▶ _WHAT IS REQUIRED_:
Copy all the entries word for word, but omit the pictures.
★ ★ ★
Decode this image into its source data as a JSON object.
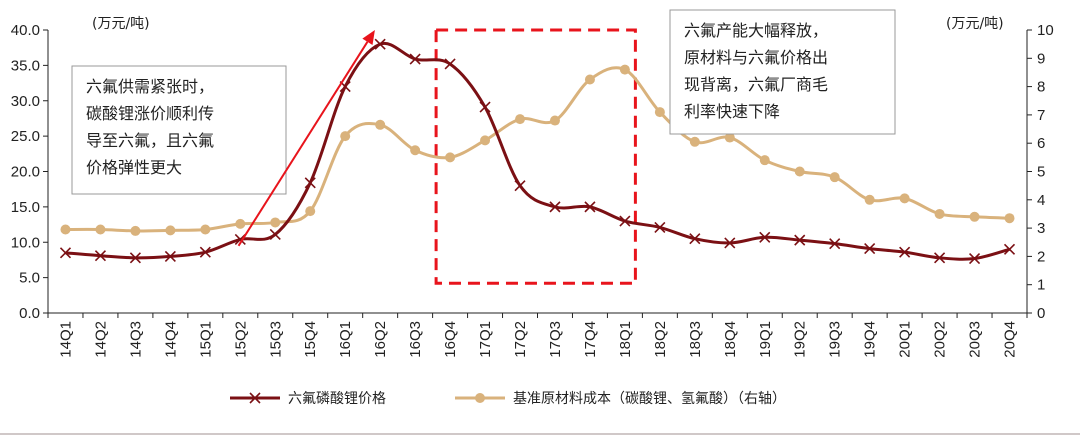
{
  "chart_data": {
    "type": "line",
    "categories": [
      "14Q1",
      "14Q2",
      "14Q3",
      "14Q4",
      "15Q1",
      "15Q2",
      "15Q3",
      "15Q4",
      "16Q1",
      "16Q2",
      "16Q3",
      "16Q4",
      "17Q1",
      "17Q2",
      "17Q3",
      "17Q4",
      "18Q1",
      "18Q2",
      "18Q3",
      "18Q4",
      "19Q1",
      "19Q2",
      "19Q3",
      "19Q4",
      "20Q1",
      "20Q2",
      "20Q3",
      "20Q4"
    ],
    "series": [
      {
        "name": "六氟磷酸锂价格",
        "axis": "left",
        "color": "#7b1014",
        "marker": "x",
        "values": [
          8.5,
          8.1,
          7.8,
          8.0,
          8.6,
          10.4,
          11.1,
          18.4,
          32.0,
          38.0,
          35.9,
          35.2,
          29.1,
          18.0,
          15.0,
          15.0,
          13.0,
          12.1,
          10.5,
          9.9,
          10.7,
          10.3,
          9.8,
          9.1,
          8.6,
          7.8,
          7.7,
          9.0
        ]
      },
      {
        "name": "基准原材料成本（碳酸锂、氢氟酸）（右轴）",
        "axis": "right",
        "color": "#d9b27c",
        "marker": "circle",
        "values": [
          2.95,
          2.95,
          2.9,
          2.92,
          2.95,
          3.15,
          3.2,
          3.6,
          6.25,
          6.65,
          5.75,
          5.5,
          6.1,
          6.85,
          6.8,
          8.25,
          8.6,
          7.1,
          6.05,
          6.2,
          5.4,
          5.0,
          4.8,
          4.0,
          4.05,
          3.5,
          3.4,
          3.35
        ]
      }
    ],
    "y_left": {
      "unit": "(万元/吨)",
      "range": [
        0,
        40
      ],
      "ticks": [
        "0.0",
        "5.0",
        "10.0",
        "15.0",
        "20.0",
        "25.0",
        "30.0",
        "35.0",
        "40.0"
      ]
    },
    "y_right": {
      "unit": "(万元/吨)",
      "range": [
        0,
        10
      ],
      "ticks": [
        "0",
        "1",
        "2",
        "3",
        "4",
        "5",
        "6",
        "7",
        "8",
        "9",
        "10"
      ]
    },
    "grid": false,
    "legend": "bottom",
    "annotations": [
      {
        "lines": [
          "六氟供需紧张时，",
          "碳酸锂涨价顺利传",
          "导至六氟，且六氟",
          "价格弹性更大"
        ]
      },
      {
        "lines": [
          "六氟产能大幅释放，",
          "原材料与六氟价格出",
          "现背离，六氟厂商毛",
          "利率快速下降"
        ]
      }
    ],
    "highlight_range": [
      "16Q4",
      "18Q1"
    ],
    "arrow_range": [
      "15Q2",
      "16Q2"
    ],
    "annotation_box_color": "#999999",
    "highlight_color": "#e8141c",
    "arrow_color": "#e8141c",
    "frame_color": "#d0c8c8"
  }
}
★ ★ ★
▶ _SOLUTION TO THE EXERCISE_:
Decode this image into its source data as a JSON object.
{
  "chart_data": {
    "type": "line",
    "categories": [
      "14Q1",
      "14Q2",
      "14Q3",
      "14Q4",
      "15Q1",
      "15Q2",
      "15Q3",
      "15Q4",
      "16Q1",
      "16Q2",
      "16Q3",
      "16Q4",
      "17Q1",
      "17Q2",
      "17Q3",
      "17Q4",
      "18Q1",
      "18Q2",
      "18Q3",
      "18Q4",
      "19Q1",
      "19Q2",
      "19Q3",
      "19Q4",
      "20Q1",
      "20Q2",
      "20Q3",
      "20Q4"
    ],
    "series": [
      {
        "name": "六氟磷酸锂价格",
        "axis": "left",
        "color": "#7b1014",
        "marker": "x",
        "values": [
          8.5,
          8.1,
          7.8,
          8.0,
          8.6,
          10.4,
          11.1,
          18.4,
          32.0,
          38.0,
          35.9,
          35.2,
          29.1,
          18.0,
          15.0,
          15.0,
          13.0,
          12.1,
          10.5,
          9.9,
          10.7,
          10.3,
          9.8,
          9.1,
          8.6,
          7.8,
          7.7,
          9.0
        ]
      },
      {
        "name": "基准原材料成本（碳酸锂、氢氟酸）（右轴）",
        "axis": "right",
        "color": "#d9b27c",
        "marker": "circle",
        "values": [
          2.95,
          2.95,
          2.9,
          2.92,
          2.95,
          3.15,
          3.2,
          3.6,
          6.25,
          6.65,
          5.75,
          5.5,
          6.1,
          6.85,
          6.8,
          8.25,
          8.6,
          7.1,
          6.05,
          6.2,
          5.4,
          5.0,
          4.8,
          4.0,
          4.05,
          3.5,
          3.4,
          3.35
        ]
      }
    ],
    "y_left": {
      "unit": "(万元/吨)",
      "range": [
        0,
        40
      ],
      "ticks": [
        "0.0",
        "5.0",
        "10.0",
        "15.0",
        "20.0",
        "25.0",
        "30.0",
        "35.0",
        "40.0"
      ]
    },
    "y_right": {
      "unit": "(万元/吨)",
      "range": [
        0,
        10
      ],
      "ticks": [
        "0",
        "1",
        "2",
        "3",
        "4",
        "5",
        "6",
        "7",
        "8",
        "9",
        "10"
      ]
    },
    "grid": false,
    "legend": "bottom",
    "annotations": [
      {
        "lines": [
          "六氟供需紧张时，",
          "碳酸锂涨价顺利传",
          "导至六氟，且六氟",
          "价格弹性更大"
        ]
      },
      {
        "lines": [
          "六氟产能大幅释放，",
          "原材料与六氟价格出",
          "现背离，六氟厂商毛",
          "利率快速下降"
        ]
      }
    ],
    "highlight_range": [
      "16Q4",
      "18Q1"
    ],
    "arrow_range": [
      "15Q2",
      "16Q2"
    ],
    "annotation_box_color": "#999999",
    "highlight_color": "#e8141c",
    "arrow_color": "#e8141c",
    "frame_color": "#d0c8c8"
  }
}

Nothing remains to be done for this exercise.